_Structured figure records_
* * * * *

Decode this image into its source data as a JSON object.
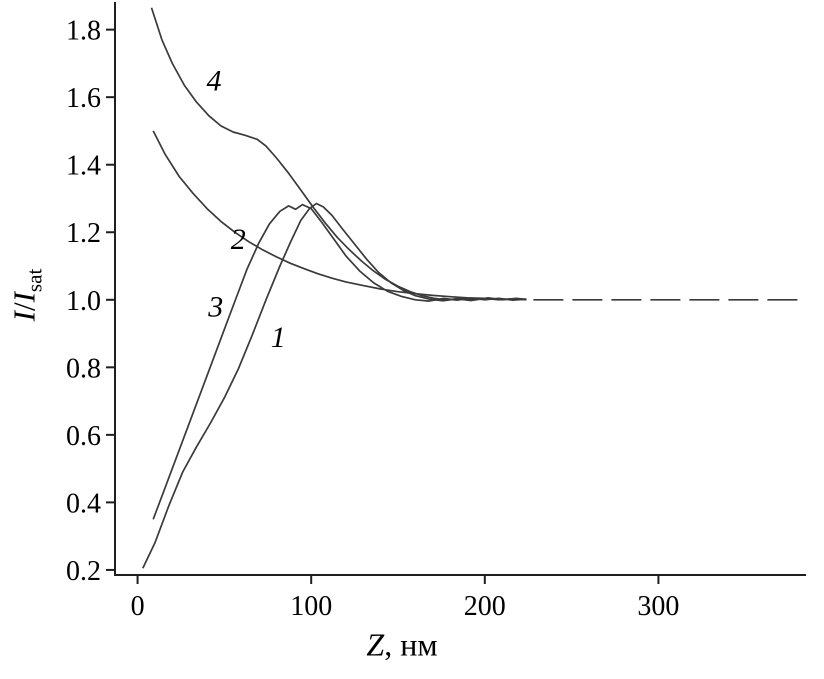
{
  "labels": {
    "y_i1": "I",
    "y_slash": "/",
    "y_i2": "I",
    "y_sub": "sat",
    "x_var": "Z",
    "x_rest": ", нм"
  },
  "chart_data": {
    "type": "line",
    "title": "",
    "xlabel": "Z, нм",
    "ylabel": "I/I_sat",
    "xlim": [
      -13,
      385
    ],
    "ylim": [
      0.185,
      1.87
    ],
    "xticks": [
      0,
      100,
      200,
      300
    ],
    "yticks": [
      0.2,
      0.4,
      0.6,
      0.8,
      1.0,
      1.2,
      1.4,
      1.6,
      1.8
    ],
    "grid": false,
    "legend": "none",
    "line_color": "#3a3a3a",
    "text_color": "#000000",
    "series": [
      {
        "name": "1",
        "dashed": false,
        "points": [
          [
            3,
            0.205
          ],
          [
            10,
            0.28
          ],
          [
            18,
            0.39
          ],
          [
            26,
            0.49
          ],
          [
            34,
            0.565
          ],
          [
            42,
            0.635
          ],
          [
            50,
            0.71
          ],
          [
            58,
            0.795
          ],
          [
            66,
            0.895
          ],
          [
            74,
            1.0
          ],
          [
            82,
            1.1
          ],
          [
            88,
            1.17
          ],
          [
            94,
            1.235
          ],
          [
            99,
            1.27
          ],
          [
            103,
            1.285
          ],
          [
            107,
            1.275
          ],
          [
            112,
            1.25
          ],
          [
            118,
            1.21
          ],
          [
            125,
            1.165
          ],
          [
            132,
            1.12
          ],
          [
            139,
            1.08
          ],
          [
            146,
            1.05
          ],
          [
            153,
            1.028
          ],
          [
            160,
            1.012
          ],
          [
            168,
            1.002
          ],
          [
            176,
            0.997
          ],
          [
            184,
            1.003
          ],
          [
            192,
            0.998
          ],
          [
            200,
            1.004
          ],
          [
            208,
            1.0
          ],
          [
            216,
            1.003
          ],
          [
            224,
            1.0
          ]
        ]
      },
      {
        "name": "2",
        "dashed": false,
        "points": [
          [
            9,
            1.5
          ],
          [
            16,
            1.43
          ],
          [
            24,
            1.365
          ],
          [
            32,
            1.315
          ],
          [
            40,
            1.27
          ],
          [
            48,
            1.232
          ],
          [
            56,
            1.2
          ],
          [
            64,
            1.172
          ],
          [
            72,
            1.148
          ],
          [
            80,
            1.127
          ],
          [
            88,
            1.108
          ],
          [
            96,
            1.092
          ],
          [
            104,
            1.077
          ],
          [
            112,
            1.064
          ],
          [
            120,
            1.053
          ],
          [
            130,
            1.042
          ],
          [
            140,
            1.032
          ],
          [
            150,
            1.024
          ],
          [
            160,
            1.018
          ],
          [
            170,
            1.013
          ],
          [
            180,
            1.009
          ],
          [
            190,
            1.006
          ],
          [
            200,
            1.004
          ],
          [
            210,
            1.002
          ],
          [
            222,
            1.001
          ]
        ]
      },
      {
        "name": "3",
        "dashed": false,
        "points": [
          [
            9,
            0.35
          ],
          [
            16,
            0.445
          ],
          [
            24,
            0.555
          ],
          [
            32,
            0.665
          ],
          [
            40,
            0.775
          ],
          [
            48,
            0.885
          ],
          [
            56,
            0.995
          ],
          [
            63,
            1.09
          ],
          [
            70,
            1.17
          ],
          [
            76,
            1.225
          ],
          [
            82,
            1.262
          ],
          [
            87,
            1.278
          ],
          [
            91,
            1.268
          ],
          [
            95,
            1.282
          ],
          [
            100,
            1.27
          ],
          [
            106,
            1.23
          ],
          [
            113,
            1.18
          ],
          [
            120,
            1.13
          ],
          [
            128,
            1.085
          ],
          [
            136,
            1.05
          ],
          [
            144,
            1.025
          ],
          [
            152,
            1.01
          ],
          [
            160,
            1.0
          ],
          [
            168,
            0.996
          ],
          [
            176,
            1.004
          ],
          [
            184,
            0.999
          ],
          [
            192,
            1.005
          ],
          [
            200,
            1.0
          ],
          [
            208,
            1.004
          ],
          [
            216,
            0.999
          ],
          [
            224,
            1.002
          ]
        ]
      },
      {
        "name": "4",
        "dashed": false,
        "points": [
          [
            8,
            1.865
          ],
          [
            14,
            1.77
          ],
          [
            20,
            1.7
          ],
          [
            27,
            1.635
          ],
          [
            34,
            1.585
          ],
          [
            41,
            1.545
          ],
          [
            48,
            1.515
          ],
          [
            55,
            1.497
          ],
          [
            62,
            1.487
          ],
          [
            69,
            1.475
          ],
          [
            74,
            1.455
          ],
          [
            80,
            1.42
          ],
          [
            87,
            1.375
          ],
          [
            94,
            1.325
          ],
          [
            101,
            1.275
          ],
          [
            108,
            1.228
          ],
          [
            115,
            1.185
          ],
          [
            122,
            1.148
          ],
          [
            129,
            1.115
          ],
          [
            136,
            1.085
          ],
          [
            143,
            1.06
          ],
          [
            150,
            1.04
          ],
          [
            157,
            1.024
          ],
          [
            164,
            1.012
          ],
          [
            171,
            1.004
          ],
          [
            178,
            0.999
          ],
          [
            186,
            1.005
          ],
          [
            194,
            1.0
          ],
          [
            202,
            1.006
          ],
          [
            210,
            1.0
          ],
          [
            218,
            1.004
          ],
          [
            224,
            1.001
          ]
        ]
      },
      {
        "name": "baseline",
        "dashed": true,
        "points": [
          [
            228,
            1.0
          ],
          [
            383,
            1.0
          ]
        ]
      }
    ],
    "annotations": [
      {
        "text": "4",
        "x": 44,
        "y": 1.62
      },
      {
        "text": "2",
        "x": 58,
        "y": 1.15
      },
      {
        "text": "3",
        "x": 45,
        "y": 0.95
      },
      {
        "text": "1",
        "x": 81,
        "y": 0.86
      }
    ]
  }
}
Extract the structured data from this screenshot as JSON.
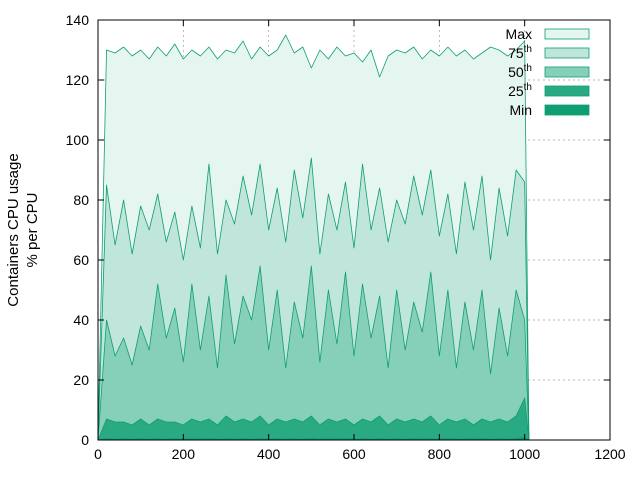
{
  "chart_data": {
    "type": "area",
    "title": "",
    "ylabel_lines": [
      "Containers CPU usage",
      "% per CPU"
    ],
    "xlabel": "",
    "xlim": [
      0,
      1200
    ],
    "ylim": [
      0,
      140
    ],
    "xticks": [
      0,
      200,
      400,
      600,
      800,
      1000,
      1200
    ],
    "yticks": [
      0,
      20,
      40,
      60,
      80,
      100,
      120,
      140
    ],
    "grid": true,
    "legend_position": "top-right",
    "x": [
      0,
      20,
      40,
      60,
      80,
      100,
      120,
      140,
      160,
      180,
      200,
      220,
      240,
      260,
      280,
      300,
      320,
      340,
      360,
      380,
      400,
      420,
      440,
      460,
      480,
      500,
      520,
      540,
      560,
      580,
      600,
      620,
      640,
      660,
      680,
      700,
      720,
      740,
      760,
      780,
      800,
      820,
      840,
      860,
      880,
      900,
      920,
      940,
      960,
      980,
      1000,
      1010
    ],
    "series": [
      {
        "name": "Max",
        "sup": "",
        "color": "#e5f5f0",
        "values": [
          0,
          130,
          129,
          131,
          128,
          130,
          127,
          131,
          128,
          132,
          127,
          130,
          128,
          131,
          127,
          130,
          129,
          133,
          127,
          131,
          128,
          130,
          135,
          129,
          131,
          124,
          130,
          127,
          131,
          128,
          129,
          126,
          130,
          121,
          128,
          130,
          129,
          131,
          127,
          130,
          128,
          131,
          128,
          130,
          127,
          129,
          131,
          130,
          128,
          130,
          133,
          0
        ]
      },
      {
        "name": "75",
        "sup": "th",
        "color": "#c0e6dc",
        "values": [
          0,
          85,
          65,
          80,
          62,
          78,
          70,
          82,
          66,
          76,
          60,
          78,
          64,
          92,
          62,
          80,
          72,
          88,
          75,
          92,
          70,
          84,
          66,
          90,
          74,
          94,
          62,
          82,
          70,
          86,
          64,
          92,
          70,
          84,
          66,
          80,
          72,
          88,
          75,
          90,
          68,
          82,
          62,
          86,
          70,
          88,
          60,
          84,
          68,
          90,
          86,
          0
        ]
      },
      {
        "name": "50",
        "sup": "th",
        "color": "#86cfb8",
        "values": [
          0,
          40,
          28,
          34,
          25,
          38,
          30,
          52,
          34,
          44,
          26,
          52,
          30,
          48,
          24,
          55,
          32,
          48,
          40,
          58,
          30,
          50,
          24,
          46,
          34,
          58,
          26,
          50,
          32,
          56,
          28,
          52,
          34,
          48,
          24,
          50,
          30,
          46,
          36,
          56,
          28,
          50,
          24,
          46,
          30,
          50,
          22,
          44,
          28,
          50,
          40,
          0
        ]
      },
      {
        "name": "25",
        "sup": "th",
        "color": "#2aaa83",
        "values": [
          0,
          7,
          6,
          6,
          5,
          7,
          5,
          7,
          6,
          6,
          5,
          7,
          6,
          7,
          5,
          8,
          6,
          7,
          6,
          8,
          5,
          7,
          6,
          7,
          6,
          8,
          5,
          7,
          6,
          7,
          5,
          7,
          6,
          8,
          5,
          7,
          6,
          7,
          6,
          8,
          5,
          7,
          6,
          7,
          5,
          7,
          6,
          7,
          6,
          8,
          14,
          0
        ]
      },
      {
        "name": "Min",
        "sup": "",
        "color": "#0e9e72",
        "values": [
          0,
          0.5,
          0.3,
          0.4,
          0.3,
          0.5,
          0.3,
          0.4,
          0.3,
          0.5,
          0.3,
          0.4,
          0.3,
          0.5,
          0.3,
          0.4,
          0.3,
          0.5,
          0.3,
          0.4,
          0.3,
          0.5,
          0.3,
          0.4,
          0.3,
          0.5,
          0.3,
          0.4,
          0.3,
          0.5,
          0.3,
          0.4,
          0.3,
          0.5,
          0.3,
          0.4,
          0.3,
          0.5,
          0.3,
          0.4,
          0.3,
          0.5,
          0.3,
          0.4,
          0.3,
          0.5,
          0.3,
          0.4,
          0.3,
          0.5,
          1,
          0
        ]
      }
    ],
    "line_color": "#0e9e72"
  }
}
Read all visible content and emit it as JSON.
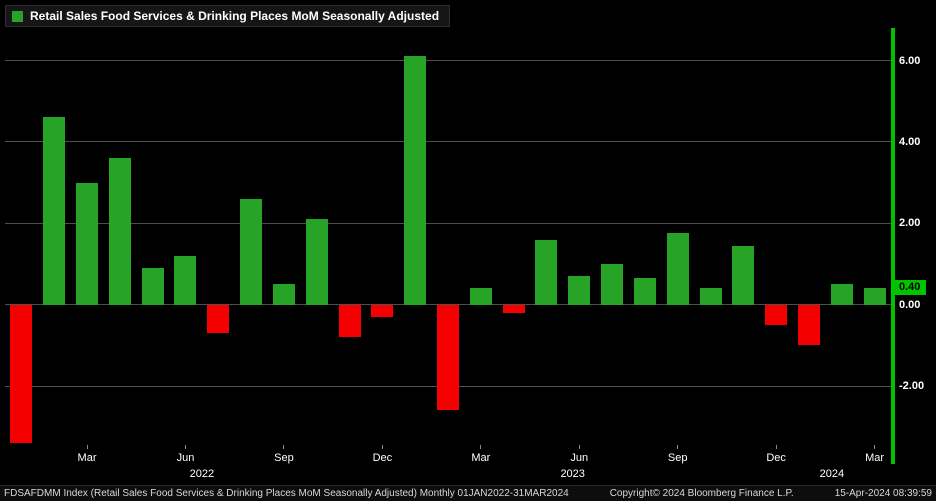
{
  "colors": {
    "background": "#000000",
    "positive_bar": "#27a327",
    "negative_bar": "#f50000",
    "axis_line": "#00c300",
    "gridline": "#4f4f4f",
    "text": "#ffffff",
    "footer_text": "#d8d8d8",
    "last_value_text": "#000000"
  },
  "legend": {
    "label": "Retail Sales Food Services & Drinking Places MoM Seasonally Adjusted"
  },
  "footer": {
    "left": "FDSAFDMM Index (Retail Sales Food Services & Drinking Places MoM Seasonally Adjusted)  Monthly 01JAN2022-31MAR2024",
    "copyright": "Copyright© 2024 Bloomberg Finance L.P.",
    "timestamp": "15-Apr-2024 08:39:59"
  },
  "chart_data": {
    "type": "bar",
    "title": "Retail Sales Food Services & Drinking Places MoM Seasonally Adjusted",
    "xlabel": "",
    "ylabel": "",
    "x": [
      "Jan 2022",
      "Feb 2022",
      "Mar 2022",
      "Apr 2022",
      "May 2022",
      "Jun 2022",
      "Jul 2022",
      "Aug 2022",
      "Sep 2022",
      "Oct 2022",
      "Nov 2022",
      "Dec 2022",
      "Jan 2023",
      "Feb 2023",
      "Mar 2023",
      "Apr 2023",
      "May 2023",
      "Jun 2023",
      "Jul 2023",
      "Aug 2023",
      "Sep 2023",
      "Oct 2023",
      "Nov 2023",
      "Dec 2023",
      "Jan 2024",
      "Feb 2024",
      "Mar 2024"
    ],
    "values": [
      -3.4,
      4.6,
      3.0,
      3.6,
      0.9,
      1.2,
      -0.7,
      2.6,
      0.5,
      2.1,
      -0.8,
      -0.3,
      6.1,
      -2.6,
      0.4,
      -0.2,
      1.6,
      0.7,
      1.0,
      0.65,
      1.75,
      0.4,
      1.45,
      -0.5,
      -1.0,
      0.5,
      0.4
    ],
    "ylim": [
      -3.45,
      6.75
    ],
    "yticks": [
      6.0,
      4.0,
      2.0,
      0.0,
      -2.0
    ],
    "ytick_labels": [
      "6.00",
      "4.00",
      "2.00",
      "0.00",
      "-2.00"
    ],
    "last_value": 0.4,
    "last_value_label": "0.40",
    "grid": "horizontal",
    "legend_position": "top-left",
    "x_ticks": [
      {
        "pos": 2,
        "label": "Mar"
      },
      {
        "pos": 5,
        "label": "Jun"
      },
      {
        "pos": 8,
        "label": "Sep"
      },
      {
        "pos": 11,
        "label": "Dec"
      },
      {
        "pos": 14,
        "label": "Mar"
      },
      {
        "pos": 17,
        "label": "Jun"
      },
      {
        "pos": 20,
        "label": "Sep"
      },
      {
        "pos": 23,
        "label": "Dec"
      },
      {
        "pos": 26,
        "label": "Mar"
      }
    ],
    "year_labels": [
      {
        "pos": 5.5,
        "label": "2022"
      },
      {
        "pos": 16.8,
        "label": "2023"
      },
      {
        "pos": 24.7,
        "label": "2024"
      }
    ]
  }
}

* * * * *

_GOAL_
Check every line of the entries above for the word "Retail" and report how many lines contain it, giving the number only.

_EXERCISE RESPONSE_
3